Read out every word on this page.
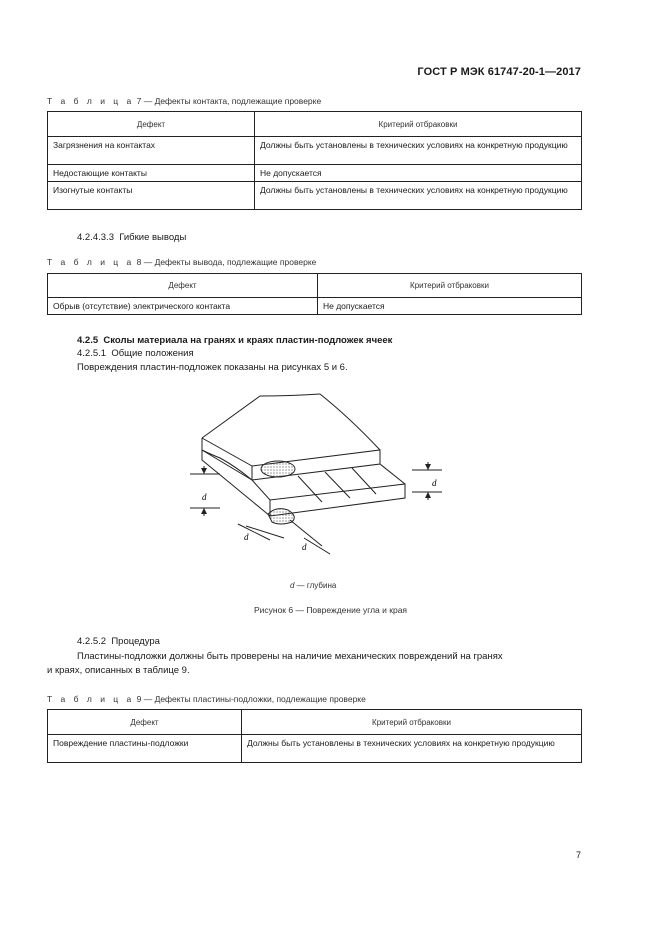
ГОСТ Р МЭК 61747-20-1—2017
Т а б л и ц а 7 — Дефекты контакта, подлежащие проверке
Дефект	Критерий отбраковки
Загрязнения на контактах	Должны быть установлены в технических условиях на конкретную продукцию
Недостающие контакты	Не допускается
Изогнутые контакты	Должны быть установлены в технических условиях на конкретную продукцию
4.2.4.3.3 Гибкие выводы
Т а б л и ц а 8 — Дефекты вывода, подлежащие проверке
Дефект	Критерий отбраковки
Обрыв (отсутствие) электрического контакта	Не допускается
4.2.5 Сколы материала на гранях и краях пластин-подложек ячеек
4.2.5.1 Общие положения
Повреждения пластин-подложек показаны на рисунках 5 и 6.
d
d
d
d
d — глубина
Рисунок 6 — Повреждение угла и края
4.2.5.2 Процедура
Пластины-подложки должны быть проверены на наличие механических повреждений на гранях
и краях, описанных в таблице 9.
Т а б л и ц а 9 — Дефекты пластины-подложки, подлежащие проверке
Дефект	Критерий отбраковки
Повреждение пластины-подложки	Должны быть установлены в технических условиях на конкретную продукцию
7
* * * *
Look over the material above and show each line where "допускается" appears.

Недостающие контакты	Не допускается
Обрыв (отсутствие) электрического контакта	Не допускается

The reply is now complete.